[Extracted records]
--- --- ---

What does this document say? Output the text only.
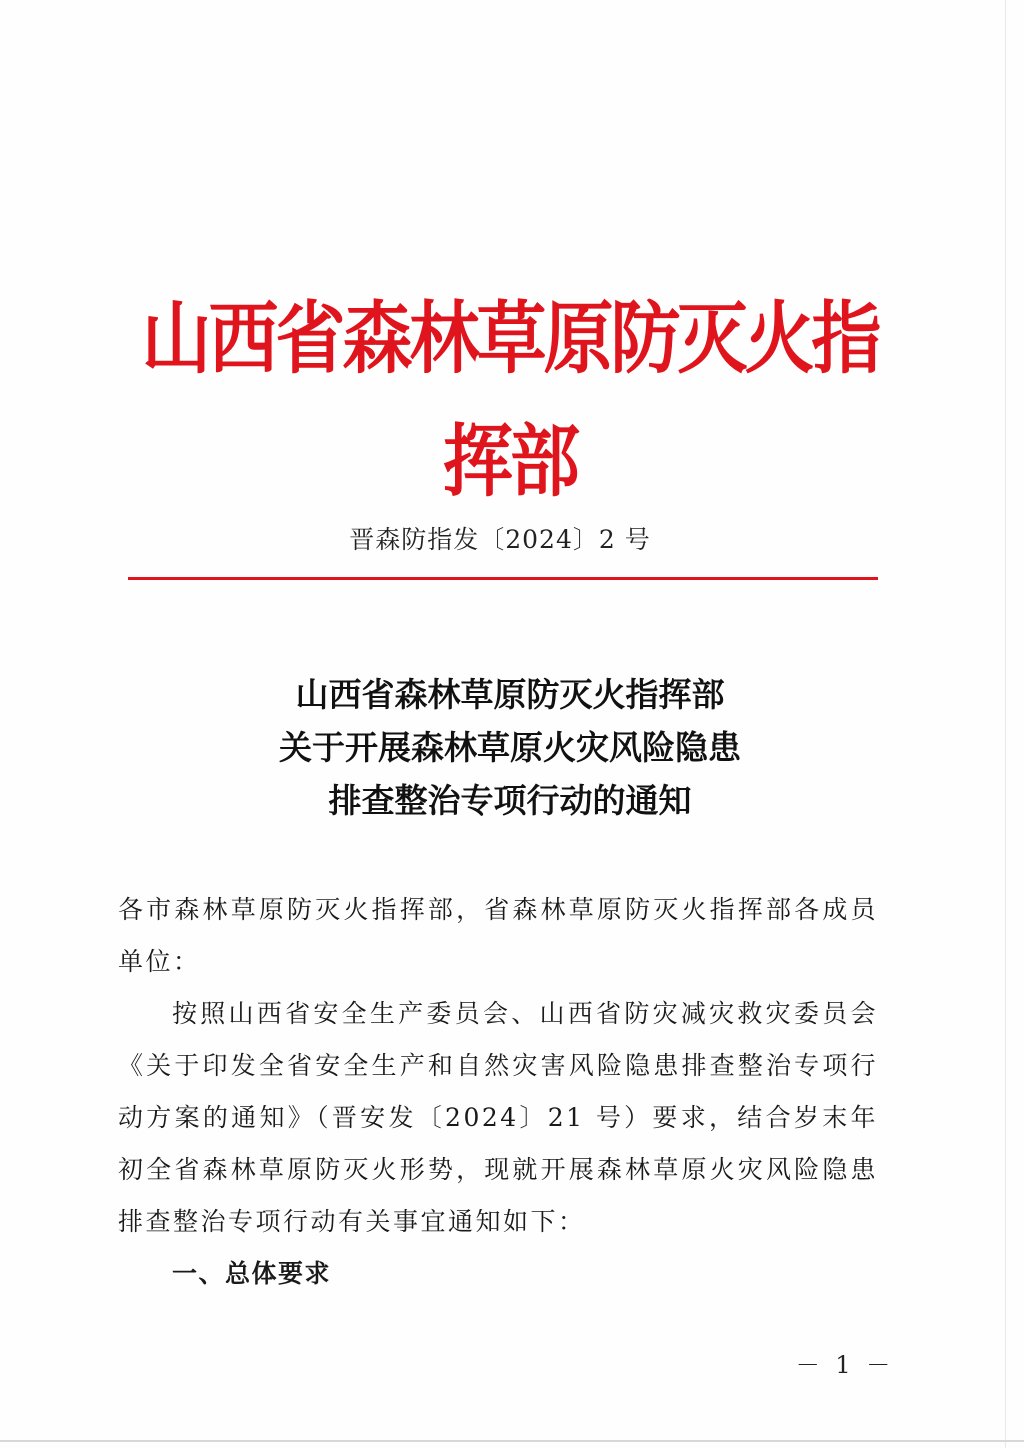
山西省森林草原防灭火指挥部
晋森防指发〔2024〕2 号
山西省森林草原防灭火指挥部
关于开展森林草原火灾风险隐患
排查整治专项行动的通知

各市森林草原防灭火指挥部，省森林草原防灭火指挥部各成员单位：

按照山西省安全生产委员会、山西省防灾减灾救灾委员会《关于印发全省安全生产和自然灾害风险隐患排查整治专项行动方案的通知》（晋安发〔2024〕21 号）要求，结合岁末年初全省森林草原防灭火形势，现就开展森林草原火灾风险隐患排查整治专项行动有关事宜通知如下：

一、总体要求

－ 1 －
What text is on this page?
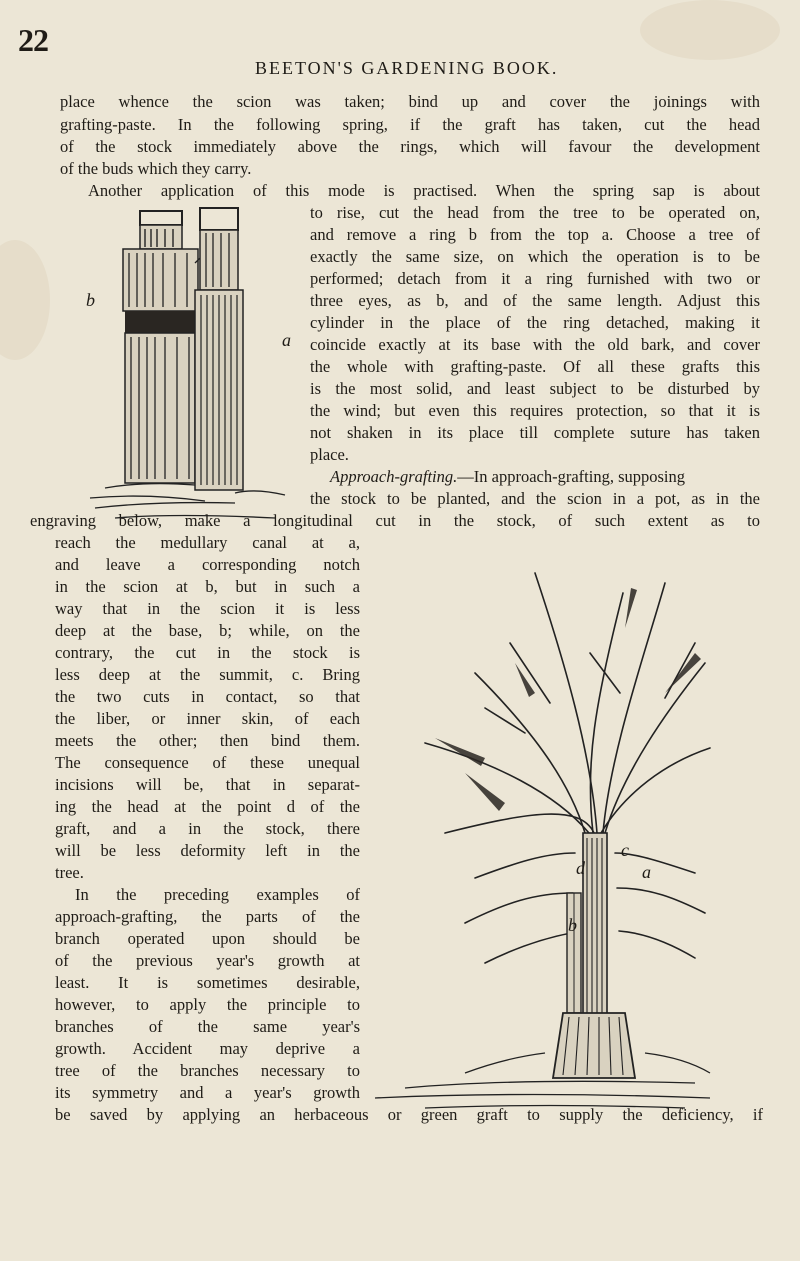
22
BEETON'S GARDENING BOOK.
place whence the scion was taken; bind up and cover the joinings with
grafting-paste. In the following spring, if the graft has taken, cut the head
of the stock immediately above the rings, which will favour the development
of the buds which they carry.
Another application of this mode is practised. When the spring sap is about
b
a
to rise, cut the head from the tree to be operated on,
and remove a ring b from the top a. Choose a tree of
exactly the same size, on which the operation is to be
performed; detach from it a ring furnished with two or
three eyes, as b, and of the same length. Adjust this
cylinder in the place of the ring detached, making it
coincide exactly at its base with the old bark, and cover
the whole with grafting-paste. Of all these grafts this
is the most solid, and least subject to be disturbed by
the wind; but even this requires protection, so that it is
not shaken in its place till complete suture has taken
place.
Approach-grafting.—In approach-grafting, supposing
the stock to be planted, and the scion in a pot, as in the
engraving below, make a longitudinal cut in the stock, of such extent as to
reach the medullary canal at a,
and leave a corresponding notch
in the scion at b, but in such a
way that in the scion it is less
deep at the base, b; while, on the
contrary, the cut in the stock is
less deep at the summit, c. Bring
the two cuts in contact, so that
the liber, or inner skin, of each
meets the other; then bind them.
The consequence of these unequal
incisions will be, that in separat-
ing the head at the point d of the
graft, and a in the stock, there
will be less deformity left in the
tree.
In the preceding examples of
approach-grafting, the parts of the
branch operated upon should be
of the previous year's growth at
least. It is sometimes desirable,
however, to apply the principle to
branches of the same year's
growth. Accident may deprive a
tree of the branches necessary to
its symmetry and a year's growth
c
a
d
b
be saved by applying an herbaceous or green graft to supply the deficiency, if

--- --- ---

== WHAT IS REQUIRED ==
Output, exactly, all the records above; include no pictures.

== RESULT OF THIS EXERCISE ==
What does this document say? Output the text only.
山西省森林草原防灭火指挥部
晋森防指发〔2024〕2 号
山西省森林草原防灭火指挥部
关于开展森林草原火灾风险隐患
排查整治专项行动的通知

各市森林草原防灭火指挥部，省森林草原防灭火指挥部各成员单位：

按照山西省安全生产委员会、山西省防灾减灾救灾委员会《关于印发全省安全生产和自然灾害风险隐患排查整治专项行动方案的通知》（晋安发〔2024〕21 号）要求，结合岁末年初全省森林草原防灭火形势，现就开展森林草原火灾风险隐患排查整治专项行动有关事宜通知如下：

一、总体要求

－ 1 －
What text is on this page?
22
BEETON'S GARDENING BOOK.
place whence the scion was taken; bind up and cover the joinings with
grafting-paste. In the following spring, if the graft has taken, cut the head
of the stock immediately above the rings, which will favour the development
of the buds which they carry.
Another application of this mode is practised. When the spring sap is about
b
a
to rise, cut the head from the tree to be operated on,
and remove a ring b from the top a. Choose a tree of
exactly the same size, on which the operation is to be
performed; detach from it a ring furnished with two or
three eyes, as b, and of the same length. Adjust this
cylinder in the place of the ring detached, making it
coincide exactly at its base with the old bark, and cover
the whole with grafting-paste. Of all these grafts this
is the most solid, and least subject to be disturbed by
the wind; but even this requires protection, so that it is
not shaken in its place till complete suture has taken
place.
Approach-grafting.—In approach-grafting, supposing
the stock to be planted, and the scion in a pot, as in the
engraving below, make a longitudinal cut in the stock, of such extent as to
reach the medullary canal at a,
and leave a corresponding notch
in the scion at b, but in such a
way that in the scion it is less
deep at the base, b; while, on the
contrary, the cut in the stock is
less deep at the summit, c. Bring
the two cuts in contact, so that
the liber, or inner skin, of each
meets the other; then bind them.
The consequence of these unequal
incisions will be, that in separat-
ing the head at the point d of the
graft, and a in the stock, there
will be less deformity left in the
tree.
In the preceding examples of
approach-grafting, the parts of the
branch operated upon should be
of the previous year's growth at
least. It is sometimes desirable,
however, to apply the principle to
branches of the same year's
growth. Accident may deprive a
tree of the branches necessary to
its symmetry and a year's growth
c
a
d
b
be saved by applying an herbaceous or green graft to supply the deficiency, if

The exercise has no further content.